What you are asked to do. Below are records; count the lines that contain "this" and give only the total.

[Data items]
begin

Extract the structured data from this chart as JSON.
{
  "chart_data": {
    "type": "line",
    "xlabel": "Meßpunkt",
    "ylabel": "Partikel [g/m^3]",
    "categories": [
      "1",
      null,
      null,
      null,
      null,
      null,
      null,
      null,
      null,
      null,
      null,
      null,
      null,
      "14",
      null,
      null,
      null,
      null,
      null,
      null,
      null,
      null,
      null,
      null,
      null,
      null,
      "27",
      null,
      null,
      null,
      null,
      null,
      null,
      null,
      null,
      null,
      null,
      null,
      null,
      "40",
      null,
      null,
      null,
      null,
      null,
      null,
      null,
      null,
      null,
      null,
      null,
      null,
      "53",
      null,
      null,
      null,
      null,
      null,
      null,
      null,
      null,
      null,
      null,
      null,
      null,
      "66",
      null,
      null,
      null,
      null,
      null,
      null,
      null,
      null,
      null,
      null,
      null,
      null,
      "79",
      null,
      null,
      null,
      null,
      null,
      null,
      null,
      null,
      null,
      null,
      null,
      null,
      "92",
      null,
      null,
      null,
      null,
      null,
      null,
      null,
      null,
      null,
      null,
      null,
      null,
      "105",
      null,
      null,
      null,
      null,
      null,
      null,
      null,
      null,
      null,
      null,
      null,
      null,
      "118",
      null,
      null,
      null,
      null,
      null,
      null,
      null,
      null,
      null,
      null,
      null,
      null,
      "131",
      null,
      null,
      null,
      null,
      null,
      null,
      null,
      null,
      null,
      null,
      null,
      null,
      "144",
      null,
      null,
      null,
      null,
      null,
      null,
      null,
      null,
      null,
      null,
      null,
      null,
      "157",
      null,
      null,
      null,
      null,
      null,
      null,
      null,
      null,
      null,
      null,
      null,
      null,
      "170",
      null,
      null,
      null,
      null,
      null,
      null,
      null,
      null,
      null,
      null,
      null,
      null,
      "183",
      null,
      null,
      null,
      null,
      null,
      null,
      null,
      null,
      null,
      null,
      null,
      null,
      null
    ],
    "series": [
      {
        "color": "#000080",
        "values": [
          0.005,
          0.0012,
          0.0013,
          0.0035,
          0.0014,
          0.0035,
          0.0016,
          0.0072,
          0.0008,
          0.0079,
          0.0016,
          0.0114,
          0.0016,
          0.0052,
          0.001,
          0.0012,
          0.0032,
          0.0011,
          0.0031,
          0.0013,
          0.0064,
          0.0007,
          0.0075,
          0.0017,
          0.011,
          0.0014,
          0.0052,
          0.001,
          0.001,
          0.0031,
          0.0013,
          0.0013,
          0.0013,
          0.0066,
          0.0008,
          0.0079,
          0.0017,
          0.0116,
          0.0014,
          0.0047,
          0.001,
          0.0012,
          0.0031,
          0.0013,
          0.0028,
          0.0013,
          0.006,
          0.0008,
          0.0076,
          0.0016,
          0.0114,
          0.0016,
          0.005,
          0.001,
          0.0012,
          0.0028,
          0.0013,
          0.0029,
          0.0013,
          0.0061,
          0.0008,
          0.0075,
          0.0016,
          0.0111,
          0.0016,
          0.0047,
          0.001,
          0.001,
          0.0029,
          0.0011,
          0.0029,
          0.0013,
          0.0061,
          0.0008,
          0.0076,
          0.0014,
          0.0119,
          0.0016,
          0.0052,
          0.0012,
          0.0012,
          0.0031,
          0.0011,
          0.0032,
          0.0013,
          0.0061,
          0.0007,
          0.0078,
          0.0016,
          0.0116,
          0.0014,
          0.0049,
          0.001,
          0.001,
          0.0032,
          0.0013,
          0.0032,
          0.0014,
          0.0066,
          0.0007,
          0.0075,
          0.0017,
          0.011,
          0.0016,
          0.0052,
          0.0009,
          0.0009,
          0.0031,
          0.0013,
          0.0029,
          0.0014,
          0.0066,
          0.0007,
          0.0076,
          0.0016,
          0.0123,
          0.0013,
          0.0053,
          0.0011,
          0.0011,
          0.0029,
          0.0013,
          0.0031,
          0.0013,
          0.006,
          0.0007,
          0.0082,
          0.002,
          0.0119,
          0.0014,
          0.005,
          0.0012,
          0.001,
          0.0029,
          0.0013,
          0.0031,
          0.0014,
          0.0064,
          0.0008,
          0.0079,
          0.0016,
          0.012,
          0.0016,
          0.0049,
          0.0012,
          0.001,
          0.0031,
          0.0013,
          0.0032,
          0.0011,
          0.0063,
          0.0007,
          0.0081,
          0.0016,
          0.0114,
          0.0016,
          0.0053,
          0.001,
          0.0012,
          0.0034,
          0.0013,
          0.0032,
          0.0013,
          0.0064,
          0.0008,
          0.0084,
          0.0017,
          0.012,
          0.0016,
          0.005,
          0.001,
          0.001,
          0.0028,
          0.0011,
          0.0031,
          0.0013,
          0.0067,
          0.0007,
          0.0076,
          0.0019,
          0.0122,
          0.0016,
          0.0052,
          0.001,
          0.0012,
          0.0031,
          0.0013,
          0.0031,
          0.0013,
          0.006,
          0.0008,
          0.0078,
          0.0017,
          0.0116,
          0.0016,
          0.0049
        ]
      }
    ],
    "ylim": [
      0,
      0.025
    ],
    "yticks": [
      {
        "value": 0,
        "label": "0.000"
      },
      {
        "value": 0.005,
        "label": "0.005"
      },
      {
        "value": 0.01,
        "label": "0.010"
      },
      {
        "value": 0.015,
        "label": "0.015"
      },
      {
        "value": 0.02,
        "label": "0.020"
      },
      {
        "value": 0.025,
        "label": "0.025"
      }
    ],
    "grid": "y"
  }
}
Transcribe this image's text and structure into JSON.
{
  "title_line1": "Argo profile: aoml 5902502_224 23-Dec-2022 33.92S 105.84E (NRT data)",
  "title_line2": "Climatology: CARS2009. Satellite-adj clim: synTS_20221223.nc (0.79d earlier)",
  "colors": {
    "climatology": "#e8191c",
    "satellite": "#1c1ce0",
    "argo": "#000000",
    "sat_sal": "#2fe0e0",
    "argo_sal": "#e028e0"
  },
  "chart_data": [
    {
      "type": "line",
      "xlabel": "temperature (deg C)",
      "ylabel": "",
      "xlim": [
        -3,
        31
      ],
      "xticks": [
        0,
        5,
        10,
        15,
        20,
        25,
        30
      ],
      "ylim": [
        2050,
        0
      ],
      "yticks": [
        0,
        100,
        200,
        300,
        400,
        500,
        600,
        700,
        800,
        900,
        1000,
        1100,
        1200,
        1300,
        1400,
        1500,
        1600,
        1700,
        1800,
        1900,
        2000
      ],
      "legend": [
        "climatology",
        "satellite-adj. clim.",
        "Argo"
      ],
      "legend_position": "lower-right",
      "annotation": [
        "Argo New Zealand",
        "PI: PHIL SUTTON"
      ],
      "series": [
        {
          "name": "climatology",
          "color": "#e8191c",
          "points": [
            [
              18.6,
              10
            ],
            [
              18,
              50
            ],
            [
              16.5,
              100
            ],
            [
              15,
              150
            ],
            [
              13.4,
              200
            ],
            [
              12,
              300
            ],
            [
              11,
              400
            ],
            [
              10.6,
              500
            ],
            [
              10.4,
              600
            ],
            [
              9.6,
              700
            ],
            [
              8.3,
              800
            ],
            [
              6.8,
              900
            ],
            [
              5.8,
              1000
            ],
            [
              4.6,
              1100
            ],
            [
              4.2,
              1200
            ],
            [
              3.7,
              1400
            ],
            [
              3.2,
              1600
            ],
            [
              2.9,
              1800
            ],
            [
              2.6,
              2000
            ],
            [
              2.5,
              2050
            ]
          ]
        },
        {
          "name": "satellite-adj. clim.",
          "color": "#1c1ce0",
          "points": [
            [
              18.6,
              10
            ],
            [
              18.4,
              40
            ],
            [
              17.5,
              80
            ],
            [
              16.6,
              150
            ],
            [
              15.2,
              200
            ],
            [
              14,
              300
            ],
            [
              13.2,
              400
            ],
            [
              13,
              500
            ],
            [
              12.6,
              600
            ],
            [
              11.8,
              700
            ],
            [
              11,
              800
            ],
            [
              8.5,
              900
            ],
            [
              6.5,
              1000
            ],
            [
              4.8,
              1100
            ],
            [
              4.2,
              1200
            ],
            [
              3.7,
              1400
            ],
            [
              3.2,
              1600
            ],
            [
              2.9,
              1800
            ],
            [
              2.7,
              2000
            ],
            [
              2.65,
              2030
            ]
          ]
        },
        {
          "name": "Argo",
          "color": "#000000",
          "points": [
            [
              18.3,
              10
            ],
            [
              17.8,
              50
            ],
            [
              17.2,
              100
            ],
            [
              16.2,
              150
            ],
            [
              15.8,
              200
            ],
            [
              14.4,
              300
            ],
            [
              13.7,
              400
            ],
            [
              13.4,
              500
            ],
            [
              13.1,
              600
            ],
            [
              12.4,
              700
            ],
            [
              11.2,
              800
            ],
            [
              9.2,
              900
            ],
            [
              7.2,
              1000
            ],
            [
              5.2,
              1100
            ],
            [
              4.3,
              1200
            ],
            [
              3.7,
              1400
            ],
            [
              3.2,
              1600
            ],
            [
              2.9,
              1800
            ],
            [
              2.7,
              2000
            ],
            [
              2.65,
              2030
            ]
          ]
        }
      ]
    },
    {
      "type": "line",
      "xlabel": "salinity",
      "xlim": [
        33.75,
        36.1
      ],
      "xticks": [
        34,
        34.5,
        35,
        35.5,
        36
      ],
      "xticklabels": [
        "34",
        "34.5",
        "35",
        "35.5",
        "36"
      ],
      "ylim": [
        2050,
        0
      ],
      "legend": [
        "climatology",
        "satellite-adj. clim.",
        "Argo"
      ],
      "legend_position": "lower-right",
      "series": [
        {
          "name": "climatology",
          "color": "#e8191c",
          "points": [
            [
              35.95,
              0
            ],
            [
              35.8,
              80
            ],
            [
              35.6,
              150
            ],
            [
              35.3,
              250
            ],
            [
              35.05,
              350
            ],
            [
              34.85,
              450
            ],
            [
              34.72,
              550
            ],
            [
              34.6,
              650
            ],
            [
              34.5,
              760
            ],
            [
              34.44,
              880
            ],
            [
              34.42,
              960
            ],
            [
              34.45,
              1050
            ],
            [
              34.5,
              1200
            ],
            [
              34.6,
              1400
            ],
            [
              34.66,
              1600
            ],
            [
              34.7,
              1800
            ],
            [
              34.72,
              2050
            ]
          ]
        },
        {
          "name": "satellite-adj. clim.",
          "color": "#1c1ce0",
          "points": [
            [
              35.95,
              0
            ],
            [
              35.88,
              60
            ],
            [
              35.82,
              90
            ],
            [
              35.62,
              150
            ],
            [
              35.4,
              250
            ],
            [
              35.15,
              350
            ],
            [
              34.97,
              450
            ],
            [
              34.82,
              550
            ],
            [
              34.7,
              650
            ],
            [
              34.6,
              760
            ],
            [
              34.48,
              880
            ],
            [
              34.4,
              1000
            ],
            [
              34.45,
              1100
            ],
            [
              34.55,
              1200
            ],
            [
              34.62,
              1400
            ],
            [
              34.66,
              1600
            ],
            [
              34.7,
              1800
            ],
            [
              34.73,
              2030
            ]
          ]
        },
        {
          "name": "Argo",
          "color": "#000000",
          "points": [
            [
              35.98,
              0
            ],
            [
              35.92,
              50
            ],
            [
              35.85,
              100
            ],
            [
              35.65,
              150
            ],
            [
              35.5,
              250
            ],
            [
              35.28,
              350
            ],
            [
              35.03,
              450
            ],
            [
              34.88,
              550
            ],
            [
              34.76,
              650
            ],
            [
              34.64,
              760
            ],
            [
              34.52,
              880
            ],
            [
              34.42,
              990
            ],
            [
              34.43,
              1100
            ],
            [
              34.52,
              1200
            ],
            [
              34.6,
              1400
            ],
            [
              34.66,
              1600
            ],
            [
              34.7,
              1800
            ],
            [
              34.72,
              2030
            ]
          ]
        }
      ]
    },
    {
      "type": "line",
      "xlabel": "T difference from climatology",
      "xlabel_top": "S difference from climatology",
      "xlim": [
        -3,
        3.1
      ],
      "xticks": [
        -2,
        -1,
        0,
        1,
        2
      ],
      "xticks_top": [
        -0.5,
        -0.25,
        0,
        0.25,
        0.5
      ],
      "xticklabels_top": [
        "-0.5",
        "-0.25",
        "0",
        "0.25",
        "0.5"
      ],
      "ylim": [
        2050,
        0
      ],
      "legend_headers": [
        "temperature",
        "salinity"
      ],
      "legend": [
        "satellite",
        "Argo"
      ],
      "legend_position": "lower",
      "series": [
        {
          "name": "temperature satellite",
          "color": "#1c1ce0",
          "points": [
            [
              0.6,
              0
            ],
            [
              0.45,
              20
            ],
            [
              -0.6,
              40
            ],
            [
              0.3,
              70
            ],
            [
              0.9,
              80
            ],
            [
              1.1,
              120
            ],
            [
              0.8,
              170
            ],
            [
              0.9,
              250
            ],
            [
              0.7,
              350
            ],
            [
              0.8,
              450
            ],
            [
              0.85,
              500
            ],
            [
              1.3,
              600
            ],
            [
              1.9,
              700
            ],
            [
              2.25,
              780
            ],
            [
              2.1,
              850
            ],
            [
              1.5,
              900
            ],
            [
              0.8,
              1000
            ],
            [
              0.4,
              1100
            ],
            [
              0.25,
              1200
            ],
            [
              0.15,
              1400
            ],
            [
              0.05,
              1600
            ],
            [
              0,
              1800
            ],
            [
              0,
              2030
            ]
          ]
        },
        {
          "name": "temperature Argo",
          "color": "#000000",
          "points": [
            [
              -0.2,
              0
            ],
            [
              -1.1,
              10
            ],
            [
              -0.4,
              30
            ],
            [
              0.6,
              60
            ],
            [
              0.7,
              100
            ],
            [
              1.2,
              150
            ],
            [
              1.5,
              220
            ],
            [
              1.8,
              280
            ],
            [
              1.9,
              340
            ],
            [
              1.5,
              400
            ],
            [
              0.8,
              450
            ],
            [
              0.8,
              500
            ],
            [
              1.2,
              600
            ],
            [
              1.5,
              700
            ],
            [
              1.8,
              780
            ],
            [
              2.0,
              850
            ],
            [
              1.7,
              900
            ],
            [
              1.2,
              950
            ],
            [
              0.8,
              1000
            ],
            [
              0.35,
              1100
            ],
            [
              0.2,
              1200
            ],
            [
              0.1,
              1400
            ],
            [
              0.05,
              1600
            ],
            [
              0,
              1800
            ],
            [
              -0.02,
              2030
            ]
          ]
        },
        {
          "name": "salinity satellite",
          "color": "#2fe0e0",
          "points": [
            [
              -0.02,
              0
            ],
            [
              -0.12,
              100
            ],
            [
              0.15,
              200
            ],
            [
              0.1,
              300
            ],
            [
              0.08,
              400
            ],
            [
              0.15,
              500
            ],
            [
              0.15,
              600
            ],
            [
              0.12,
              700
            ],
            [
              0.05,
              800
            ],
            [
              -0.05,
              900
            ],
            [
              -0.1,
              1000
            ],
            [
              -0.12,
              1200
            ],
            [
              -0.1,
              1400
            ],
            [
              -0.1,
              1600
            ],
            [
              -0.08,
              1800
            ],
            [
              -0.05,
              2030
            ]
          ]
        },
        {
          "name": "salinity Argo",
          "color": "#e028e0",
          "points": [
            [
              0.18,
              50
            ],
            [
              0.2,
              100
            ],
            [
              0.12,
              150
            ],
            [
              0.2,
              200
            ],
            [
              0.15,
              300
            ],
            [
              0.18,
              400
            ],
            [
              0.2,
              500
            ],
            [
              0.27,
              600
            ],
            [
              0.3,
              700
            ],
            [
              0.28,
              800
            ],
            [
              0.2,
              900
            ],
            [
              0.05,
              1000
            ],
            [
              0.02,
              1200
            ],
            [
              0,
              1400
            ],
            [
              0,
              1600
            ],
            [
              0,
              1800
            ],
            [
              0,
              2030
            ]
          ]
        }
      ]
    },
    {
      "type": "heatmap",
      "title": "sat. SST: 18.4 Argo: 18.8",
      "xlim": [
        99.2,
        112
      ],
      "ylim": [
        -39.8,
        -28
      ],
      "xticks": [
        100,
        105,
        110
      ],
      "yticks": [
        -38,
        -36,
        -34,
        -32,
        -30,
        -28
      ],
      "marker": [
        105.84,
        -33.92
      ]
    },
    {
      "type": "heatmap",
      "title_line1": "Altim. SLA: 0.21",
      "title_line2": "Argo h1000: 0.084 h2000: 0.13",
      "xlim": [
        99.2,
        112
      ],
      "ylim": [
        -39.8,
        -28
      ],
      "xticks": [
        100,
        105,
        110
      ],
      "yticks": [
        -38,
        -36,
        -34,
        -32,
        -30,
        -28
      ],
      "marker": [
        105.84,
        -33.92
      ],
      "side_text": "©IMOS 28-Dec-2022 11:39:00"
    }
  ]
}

end

Solution. 2